Short task >> What is the number of lines that include the word "from"? Provide only that figure.

Data for this exercise >>
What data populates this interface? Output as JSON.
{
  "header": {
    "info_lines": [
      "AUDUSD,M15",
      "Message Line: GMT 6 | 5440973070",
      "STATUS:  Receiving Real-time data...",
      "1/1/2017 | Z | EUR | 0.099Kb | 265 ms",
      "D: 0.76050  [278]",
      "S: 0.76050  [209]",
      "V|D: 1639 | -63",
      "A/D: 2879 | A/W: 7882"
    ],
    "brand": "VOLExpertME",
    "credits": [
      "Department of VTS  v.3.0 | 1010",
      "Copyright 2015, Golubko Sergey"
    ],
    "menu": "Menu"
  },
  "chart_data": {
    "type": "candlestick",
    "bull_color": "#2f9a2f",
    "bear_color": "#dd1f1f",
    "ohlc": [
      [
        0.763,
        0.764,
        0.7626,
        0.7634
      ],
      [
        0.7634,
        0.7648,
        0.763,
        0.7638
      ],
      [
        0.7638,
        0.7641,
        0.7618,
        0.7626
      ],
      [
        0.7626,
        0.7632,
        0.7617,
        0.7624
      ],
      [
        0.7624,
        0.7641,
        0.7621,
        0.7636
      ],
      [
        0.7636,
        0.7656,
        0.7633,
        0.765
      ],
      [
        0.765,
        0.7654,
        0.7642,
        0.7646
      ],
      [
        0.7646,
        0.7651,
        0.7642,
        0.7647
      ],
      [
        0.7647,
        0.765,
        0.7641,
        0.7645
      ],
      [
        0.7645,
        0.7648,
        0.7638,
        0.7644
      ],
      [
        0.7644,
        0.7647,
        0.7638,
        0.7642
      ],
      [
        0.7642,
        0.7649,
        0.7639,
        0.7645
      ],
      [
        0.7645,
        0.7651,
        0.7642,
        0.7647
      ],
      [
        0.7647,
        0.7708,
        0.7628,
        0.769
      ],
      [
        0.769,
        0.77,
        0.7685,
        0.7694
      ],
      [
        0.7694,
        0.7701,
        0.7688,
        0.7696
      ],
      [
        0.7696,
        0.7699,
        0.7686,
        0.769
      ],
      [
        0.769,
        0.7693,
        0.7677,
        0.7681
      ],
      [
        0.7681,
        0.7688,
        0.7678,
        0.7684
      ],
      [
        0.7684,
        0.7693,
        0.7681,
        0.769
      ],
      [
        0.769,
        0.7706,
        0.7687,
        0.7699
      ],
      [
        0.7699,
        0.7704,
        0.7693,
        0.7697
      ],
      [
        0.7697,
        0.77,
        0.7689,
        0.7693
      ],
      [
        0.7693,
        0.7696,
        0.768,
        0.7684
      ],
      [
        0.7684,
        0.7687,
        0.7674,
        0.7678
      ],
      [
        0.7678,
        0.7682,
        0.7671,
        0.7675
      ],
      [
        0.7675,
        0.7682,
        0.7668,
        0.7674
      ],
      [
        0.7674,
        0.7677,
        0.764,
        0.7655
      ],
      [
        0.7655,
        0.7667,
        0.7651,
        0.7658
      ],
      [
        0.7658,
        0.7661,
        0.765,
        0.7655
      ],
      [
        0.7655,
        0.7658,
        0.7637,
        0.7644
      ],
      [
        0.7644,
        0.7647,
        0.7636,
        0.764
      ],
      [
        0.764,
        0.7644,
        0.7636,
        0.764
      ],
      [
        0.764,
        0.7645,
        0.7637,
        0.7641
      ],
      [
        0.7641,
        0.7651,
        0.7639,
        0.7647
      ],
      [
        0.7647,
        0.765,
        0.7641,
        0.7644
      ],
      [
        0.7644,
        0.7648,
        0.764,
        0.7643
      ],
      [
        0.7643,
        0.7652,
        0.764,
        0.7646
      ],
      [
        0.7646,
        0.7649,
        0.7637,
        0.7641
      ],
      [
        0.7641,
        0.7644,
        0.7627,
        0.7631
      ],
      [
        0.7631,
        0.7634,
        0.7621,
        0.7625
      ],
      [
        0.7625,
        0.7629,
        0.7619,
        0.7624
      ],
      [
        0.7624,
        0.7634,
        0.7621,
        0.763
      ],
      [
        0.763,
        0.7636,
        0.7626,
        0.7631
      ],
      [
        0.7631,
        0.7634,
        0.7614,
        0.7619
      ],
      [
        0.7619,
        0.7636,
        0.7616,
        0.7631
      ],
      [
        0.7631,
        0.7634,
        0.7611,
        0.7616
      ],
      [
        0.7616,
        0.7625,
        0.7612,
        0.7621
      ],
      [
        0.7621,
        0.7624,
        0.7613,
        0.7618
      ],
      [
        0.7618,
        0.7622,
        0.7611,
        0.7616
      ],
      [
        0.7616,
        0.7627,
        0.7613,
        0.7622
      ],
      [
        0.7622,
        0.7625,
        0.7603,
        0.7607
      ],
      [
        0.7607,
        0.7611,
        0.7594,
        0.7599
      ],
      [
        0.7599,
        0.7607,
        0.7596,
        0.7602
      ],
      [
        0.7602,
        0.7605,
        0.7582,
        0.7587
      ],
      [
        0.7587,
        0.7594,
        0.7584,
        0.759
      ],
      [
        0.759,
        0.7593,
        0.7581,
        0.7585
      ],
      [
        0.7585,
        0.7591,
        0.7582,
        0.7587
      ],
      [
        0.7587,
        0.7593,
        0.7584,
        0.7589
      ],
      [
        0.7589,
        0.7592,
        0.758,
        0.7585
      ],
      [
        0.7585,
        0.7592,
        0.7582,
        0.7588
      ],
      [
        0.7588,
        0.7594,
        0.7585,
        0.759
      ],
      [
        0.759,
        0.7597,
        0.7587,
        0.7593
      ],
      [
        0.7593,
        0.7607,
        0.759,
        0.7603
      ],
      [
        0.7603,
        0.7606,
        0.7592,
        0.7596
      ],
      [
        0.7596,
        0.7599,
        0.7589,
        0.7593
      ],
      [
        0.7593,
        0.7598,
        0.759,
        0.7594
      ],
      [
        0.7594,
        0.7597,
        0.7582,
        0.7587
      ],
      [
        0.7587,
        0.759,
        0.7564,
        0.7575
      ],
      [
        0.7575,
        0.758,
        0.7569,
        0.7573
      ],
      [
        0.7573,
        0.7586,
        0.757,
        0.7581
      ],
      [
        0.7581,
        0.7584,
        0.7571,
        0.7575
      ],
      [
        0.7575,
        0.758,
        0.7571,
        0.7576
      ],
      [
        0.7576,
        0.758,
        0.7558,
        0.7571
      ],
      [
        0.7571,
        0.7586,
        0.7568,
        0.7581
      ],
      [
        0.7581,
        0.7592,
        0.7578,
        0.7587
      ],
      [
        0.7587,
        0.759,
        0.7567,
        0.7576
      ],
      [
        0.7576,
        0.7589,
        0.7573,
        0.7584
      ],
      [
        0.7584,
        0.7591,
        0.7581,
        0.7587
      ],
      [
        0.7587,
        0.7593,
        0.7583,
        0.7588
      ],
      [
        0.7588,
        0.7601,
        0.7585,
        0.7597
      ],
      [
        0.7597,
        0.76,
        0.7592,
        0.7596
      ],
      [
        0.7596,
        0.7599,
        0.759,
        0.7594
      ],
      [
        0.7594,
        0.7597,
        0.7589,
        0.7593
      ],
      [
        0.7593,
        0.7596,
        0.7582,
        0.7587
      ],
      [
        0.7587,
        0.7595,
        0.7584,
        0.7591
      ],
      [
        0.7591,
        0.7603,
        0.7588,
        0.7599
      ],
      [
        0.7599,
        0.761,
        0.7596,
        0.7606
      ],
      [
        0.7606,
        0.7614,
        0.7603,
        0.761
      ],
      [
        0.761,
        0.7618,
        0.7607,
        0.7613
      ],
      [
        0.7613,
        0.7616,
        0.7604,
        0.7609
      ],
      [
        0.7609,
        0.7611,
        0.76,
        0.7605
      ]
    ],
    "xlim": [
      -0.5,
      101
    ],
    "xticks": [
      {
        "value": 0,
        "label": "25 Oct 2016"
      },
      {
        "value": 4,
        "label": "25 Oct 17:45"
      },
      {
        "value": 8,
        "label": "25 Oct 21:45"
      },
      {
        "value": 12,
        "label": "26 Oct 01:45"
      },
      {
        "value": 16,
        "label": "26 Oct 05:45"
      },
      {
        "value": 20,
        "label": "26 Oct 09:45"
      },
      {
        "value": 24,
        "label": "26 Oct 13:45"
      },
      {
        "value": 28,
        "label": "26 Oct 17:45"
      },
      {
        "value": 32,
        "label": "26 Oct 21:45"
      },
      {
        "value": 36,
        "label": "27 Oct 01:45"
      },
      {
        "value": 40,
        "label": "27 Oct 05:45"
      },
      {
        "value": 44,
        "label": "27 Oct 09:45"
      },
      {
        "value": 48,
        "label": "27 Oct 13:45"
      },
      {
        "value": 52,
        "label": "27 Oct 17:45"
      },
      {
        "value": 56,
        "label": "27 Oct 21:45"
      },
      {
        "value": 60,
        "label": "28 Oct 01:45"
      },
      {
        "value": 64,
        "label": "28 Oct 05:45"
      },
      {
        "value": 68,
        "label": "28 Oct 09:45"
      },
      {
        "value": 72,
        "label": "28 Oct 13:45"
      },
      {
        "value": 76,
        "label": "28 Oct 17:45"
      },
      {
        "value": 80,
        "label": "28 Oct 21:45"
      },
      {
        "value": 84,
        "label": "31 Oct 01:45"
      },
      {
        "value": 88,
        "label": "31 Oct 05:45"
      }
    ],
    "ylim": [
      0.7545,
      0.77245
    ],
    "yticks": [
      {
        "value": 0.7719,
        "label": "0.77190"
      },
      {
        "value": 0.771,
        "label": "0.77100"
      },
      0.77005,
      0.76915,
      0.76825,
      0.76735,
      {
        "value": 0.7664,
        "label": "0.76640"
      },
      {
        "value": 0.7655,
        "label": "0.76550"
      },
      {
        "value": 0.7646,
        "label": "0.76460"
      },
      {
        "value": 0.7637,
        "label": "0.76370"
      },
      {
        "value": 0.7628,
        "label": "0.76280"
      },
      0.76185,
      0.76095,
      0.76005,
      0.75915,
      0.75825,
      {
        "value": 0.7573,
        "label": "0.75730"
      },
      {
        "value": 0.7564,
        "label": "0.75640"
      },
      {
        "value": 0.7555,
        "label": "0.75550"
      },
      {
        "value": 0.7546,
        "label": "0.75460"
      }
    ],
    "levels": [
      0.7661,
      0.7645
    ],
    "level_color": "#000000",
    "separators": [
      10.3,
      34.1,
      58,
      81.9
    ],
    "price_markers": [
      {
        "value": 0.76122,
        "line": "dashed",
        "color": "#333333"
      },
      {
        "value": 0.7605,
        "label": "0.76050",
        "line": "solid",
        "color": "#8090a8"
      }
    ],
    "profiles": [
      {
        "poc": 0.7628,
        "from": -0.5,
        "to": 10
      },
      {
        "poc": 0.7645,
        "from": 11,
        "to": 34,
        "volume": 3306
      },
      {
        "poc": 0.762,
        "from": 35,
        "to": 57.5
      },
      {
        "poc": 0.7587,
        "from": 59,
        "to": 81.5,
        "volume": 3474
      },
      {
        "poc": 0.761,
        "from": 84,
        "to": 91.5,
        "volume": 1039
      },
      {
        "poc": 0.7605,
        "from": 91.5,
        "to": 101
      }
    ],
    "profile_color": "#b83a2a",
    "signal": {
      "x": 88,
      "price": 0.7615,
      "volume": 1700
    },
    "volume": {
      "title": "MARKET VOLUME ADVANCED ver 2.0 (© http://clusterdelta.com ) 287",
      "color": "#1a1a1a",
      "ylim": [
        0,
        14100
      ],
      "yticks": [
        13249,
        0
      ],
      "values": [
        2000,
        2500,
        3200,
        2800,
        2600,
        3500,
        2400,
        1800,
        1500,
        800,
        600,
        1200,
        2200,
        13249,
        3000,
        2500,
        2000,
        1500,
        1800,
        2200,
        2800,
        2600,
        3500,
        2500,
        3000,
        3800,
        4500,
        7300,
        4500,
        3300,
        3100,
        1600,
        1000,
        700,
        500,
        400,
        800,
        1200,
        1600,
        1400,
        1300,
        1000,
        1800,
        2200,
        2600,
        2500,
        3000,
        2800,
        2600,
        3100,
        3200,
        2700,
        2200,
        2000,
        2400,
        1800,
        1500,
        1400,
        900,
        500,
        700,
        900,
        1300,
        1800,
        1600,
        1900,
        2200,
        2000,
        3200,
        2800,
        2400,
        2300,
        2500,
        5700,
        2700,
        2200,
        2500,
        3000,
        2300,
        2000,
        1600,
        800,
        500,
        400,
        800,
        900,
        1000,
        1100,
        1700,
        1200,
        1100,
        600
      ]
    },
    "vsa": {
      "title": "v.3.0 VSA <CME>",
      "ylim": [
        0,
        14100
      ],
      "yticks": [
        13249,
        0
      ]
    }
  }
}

Final answer >> 6